(Data entries)
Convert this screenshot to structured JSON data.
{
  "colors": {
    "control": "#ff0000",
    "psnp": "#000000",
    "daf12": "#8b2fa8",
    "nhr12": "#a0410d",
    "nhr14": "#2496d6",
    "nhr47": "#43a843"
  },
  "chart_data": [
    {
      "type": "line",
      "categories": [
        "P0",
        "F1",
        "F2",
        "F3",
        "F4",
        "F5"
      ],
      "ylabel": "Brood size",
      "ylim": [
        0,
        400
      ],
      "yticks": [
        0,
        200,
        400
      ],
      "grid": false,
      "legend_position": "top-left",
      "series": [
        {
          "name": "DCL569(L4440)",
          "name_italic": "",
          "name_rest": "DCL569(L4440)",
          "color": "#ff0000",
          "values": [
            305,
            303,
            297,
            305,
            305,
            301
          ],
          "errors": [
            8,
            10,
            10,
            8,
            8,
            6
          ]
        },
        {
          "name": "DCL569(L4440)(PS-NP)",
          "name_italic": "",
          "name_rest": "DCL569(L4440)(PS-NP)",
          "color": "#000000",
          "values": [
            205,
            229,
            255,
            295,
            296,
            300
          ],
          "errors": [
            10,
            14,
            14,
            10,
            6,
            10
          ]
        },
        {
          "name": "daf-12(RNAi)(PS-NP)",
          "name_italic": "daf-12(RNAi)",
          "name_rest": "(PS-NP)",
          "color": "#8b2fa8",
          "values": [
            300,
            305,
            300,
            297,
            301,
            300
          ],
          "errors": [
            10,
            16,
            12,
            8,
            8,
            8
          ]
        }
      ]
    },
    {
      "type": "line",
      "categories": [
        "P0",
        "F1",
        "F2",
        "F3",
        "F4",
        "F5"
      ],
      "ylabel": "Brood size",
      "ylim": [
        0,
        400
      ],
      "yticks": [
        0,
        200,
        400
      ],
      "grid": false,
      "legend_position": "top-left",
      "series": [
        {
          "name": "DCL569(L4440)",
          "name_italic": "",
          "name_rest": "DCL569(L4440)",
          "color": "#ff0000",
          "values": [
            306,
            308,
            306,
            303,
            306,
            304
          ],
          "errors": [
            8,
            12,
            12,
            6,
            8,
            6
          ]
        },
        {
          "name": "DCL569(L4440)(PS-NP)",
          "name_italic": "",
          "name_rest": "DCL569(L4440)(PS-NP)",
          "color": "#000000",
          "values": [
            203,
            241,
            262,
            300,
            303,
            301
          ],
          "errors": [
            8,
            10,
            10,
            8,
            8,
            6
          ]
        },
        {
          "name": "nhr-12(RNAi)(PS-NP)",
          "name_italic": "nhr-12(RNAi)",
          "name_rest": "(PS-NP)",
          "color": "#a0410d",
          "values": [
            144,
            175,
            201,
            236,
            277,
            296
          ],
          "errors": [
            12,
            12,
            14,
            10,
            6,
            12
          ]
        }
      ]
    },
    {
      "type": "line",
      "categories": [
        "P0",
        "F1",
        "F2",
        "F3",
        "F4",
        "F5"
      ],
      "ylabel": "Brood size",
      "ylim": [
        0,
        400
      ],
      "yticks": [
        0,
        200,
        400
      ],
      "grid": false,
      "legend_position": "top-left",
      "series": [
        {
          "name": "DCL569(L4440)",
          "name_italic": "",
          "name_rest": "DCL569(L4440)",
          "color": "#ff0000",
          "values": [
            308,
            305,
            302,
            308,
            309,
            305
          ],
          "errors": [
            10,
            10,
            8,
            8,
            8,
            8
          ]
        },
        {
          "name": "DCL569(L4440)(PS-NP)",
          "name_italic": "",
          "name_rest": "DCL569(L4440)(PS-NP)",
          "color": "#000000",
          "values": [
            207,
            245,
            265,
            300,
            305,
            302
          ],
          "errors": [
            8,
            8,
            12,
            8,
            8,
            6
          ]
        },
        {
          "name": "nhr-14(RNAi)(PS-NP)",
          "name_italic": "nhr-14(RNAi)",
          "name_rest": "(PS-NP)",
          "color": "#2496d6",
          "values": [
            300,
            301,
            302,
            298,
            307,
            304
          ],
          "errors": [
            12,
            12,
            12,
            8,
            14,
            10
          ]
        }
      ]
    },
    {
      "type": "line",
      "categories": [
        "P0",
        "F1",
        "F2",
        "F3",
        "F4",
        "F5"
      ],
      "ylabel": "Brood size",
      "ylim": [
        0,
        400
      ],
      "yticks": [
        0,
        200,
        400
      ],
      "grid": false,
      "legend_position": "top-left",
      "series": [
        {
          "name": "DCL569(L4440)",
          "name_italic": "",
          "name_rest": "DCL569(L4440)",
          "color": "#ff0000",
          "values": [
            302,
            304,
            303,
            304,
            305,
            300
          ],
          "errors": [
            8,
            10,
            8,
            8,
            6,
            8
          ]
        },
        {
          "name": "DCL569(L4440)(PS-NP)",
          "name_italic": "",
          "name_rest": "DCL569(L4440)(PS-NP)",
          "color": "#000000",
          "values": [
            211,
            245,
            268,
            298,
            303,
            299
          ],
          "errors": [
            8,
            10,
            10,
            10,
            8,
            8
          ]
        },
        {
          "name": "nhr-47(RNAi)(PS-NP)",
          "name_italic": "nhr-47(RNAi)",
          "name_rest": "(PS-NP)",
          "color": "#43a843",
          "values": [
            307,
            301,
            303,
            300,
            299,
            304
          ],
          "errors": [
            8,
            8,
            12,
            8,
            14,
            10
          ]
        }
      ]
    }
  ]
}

WHAT THE EXERCISE ASKS:
Transcribe the material exactly as it reads.

EXERCISE RESPONSE:
Convert this screenshot to structured JSON data.
{
  "colors": {
    "control": "#ff0000",
    "psnp": "#000000",
    "daf12": "#8b2fa8",
    "nhr12": "#a0410d",
    "nhr14": "#2496d6",
    "nhr47": "#43a843"
  },
  "chart_data": [
    {
      "type": "line",
      "categories": [
        "P0",
        "F1",
        "F2",
        "F3",
        "F4",
        "F5"
      ],
      "ylabel": "Brood size",
      "ylim": [
        0,
        400
      ],
      "yticks": [
        0,
        200,
        400
      ],
      "grid": false,
      "legend_position": "top-left",
      "series": [
        {
          "name": "DCL569(L4440)",
          "name_italic": "",
          "name_rest": "DCL569(L4440)",
          "color": "#ff0000",
          "values": [
            305,
            303,
            297,
            305,
            305,
            301
          ],
          "errors": [
            8,
            10,
            10,
            8,
            8,
            6
          ]
        },
        {
          "name": "DCL569(L4440)(PS-NP)",
          "name_italic": "",
          "name_rest": "DCL569(L4440)(PS-NP)",
          "color": "#000000",
          "values": [
            205,
            229,
            255,
            295,
            296,
            300
          ],
          "errors": [
            10,
            14,
            14,
            10,
            6,
            10
          ]
        },
        {
          "name": "daf-12(RNAi)(PS-NP)",
          "name_italic": "daf-12(RNAi)",
          "name_rest": "(PS-NP)",
          "color": "#8b2fa8",
          "values": [
            300,
            305,
            300,
            297,
            301,
            300
          ],
          "errors": [
            10,
            16,
            12,
            8,
            8,
            8
          ]
        }
      ]
    },
    {
      "type": "line",
      "categories": [
        "P0",
        "F1",
        "F2",
        "F3",
        "F4",
        "F5"
      ],
      "ylabel": "Brood size",
      "ylim": [
        0,
        400
      ],
      "yticks": [
        0,
        200,
        400
      ],
      "grid": false,
      "legend_position": "top-left",
      "series": [
        {
          "name": "DCL569(L4440)",
          "name_italic": "",
          "name_rest": "DCL569(L4440)",
          "color": "#ff0000",
          "values": [
            306,
            308,
            306,
            303,
            306,
            304
          ],
          "errors": [
            8,
            12,
            12,
            6,
            8,
            6
          ]
        },
        {
          "name": "DCL569(L4440)(PS-NP)",
          "name_italic": "",
          "name_rest": "DCL569(L4440)(PS-NP)",
          "color": "#000000",
          "values": [
            203,
            241,
            262,
            300,
            303,
            301
          ],
          "errors": [
            8,
            10,
            10,
            8,
            8,
            6
          ]
        },
        {
          "name": "nhr-12(RNAi)(PS-NP)",
          "name_italic": "nhr-12(RNAi)",
          "name_rest": "(PS-NP)",
          "color": "#a0410d",
          "values": [
            144,
            175,
            201,
            236,
            277,
            296
          ],
          "errors": [
            12,
            12,
            14,
            10,
            6,
            12
          ]
        }
      ]
    },
    {
      "type": "line",
      "categories": [
        "P0",
        "F1",
        "F2",
        "F3",
        "F4",
        "F5"
      ],
      "ylabel": "Brood size",
      "ylim": [
        0,
        400
      ],
      "yticks": [
        0,
        200,
        400
      ],
      "grid": false,
      "legend_position": "top-left",
      "series": [
        {
          "name": "DCL569(L4440)",
          "name_italic": "",
          "name_rest": "DCL569(L4440)",
          "color": "#ff0000",
          "values": [
            308,
            305,
            302,
            308,
            309,
            305
          ],
          "errors": [
            10,
            10,
            8,
            8,
            8,
            8
          ]
        },
        {
          "name": "DCL569(L4440)(PS-NP)",
          "name_italic": "",
          "name_rest": "DCL569(L4440)(PS-NP)",
          "color": "#000000",
          "values": [
            207,
            245,
            265,
            300,
            305,
            302
          ],
          "errors": [
            8,
            8,
            12,
            8,
            8,
            6
          ]
        },
        {
          "name": "nhr-14(RNAi)(PS-NP)",
          "name_italic": "nhr-14(RNAi)",
          "name_rest": "(PS-NP)",
          "color": "#2496d6",
          "values": [
            300,
            301,
            302,
            298,
            307,
            304
          ],
          "errors": [
            12,
            12,
            12,
            8,
            14,
            10
          ]
        }
      ]
    },
    {
      "type": "line",
      "categories": [
        "P0",
        "F1",
        "F2",
        "F3",
        "F4",
        "F5"
      ],
      "ylabel": "Brood size",
      "ylim": [
        0,
        400
      ],
      "yticks": [
        0,
        200,
        400
      ],
      "grid": false,
      "legend_position": "top-left",
      "series": [
        {
          "name": "DCL569(L4440)",
          "name_italic": "",
          "name_rest": "DCL569(L4440)",
          "color": "#ff0000",
          "values": [
            302,
            304,
            303,
            304,
            305,
            300
          ],
          "errors": [
            8,
            10,
            8,
            8,
            6,
            8
          ]
        },
        {
          "name": "DCL569(L4440)(PS-NP)",
          "name_italic": "",
          "name_rest": "DCL569(L4440)(PS-NP)",
          "color": "#000000",
          "values": [
            211,
            245,
            268,
            298,
            303,
            299
          ],
          "errors": [
            8,
            10,
            10,
            10,
            8,
            8
          ]
        },
        {
          "name": "nhr-47(RNAi)(PS-NP)",
          "name_italic": "nhr-47(RNAi)",
          "name_rest": "(PS-NP)",
          "color": "#43a843",
          "values": [
            307,
            301,
            303,
            300,
            299,
            304
          ],
          "errors": [
            8,
            8,
            12,
            8,
            14,
            10
          ]
        }
      ]
    }
  ]
}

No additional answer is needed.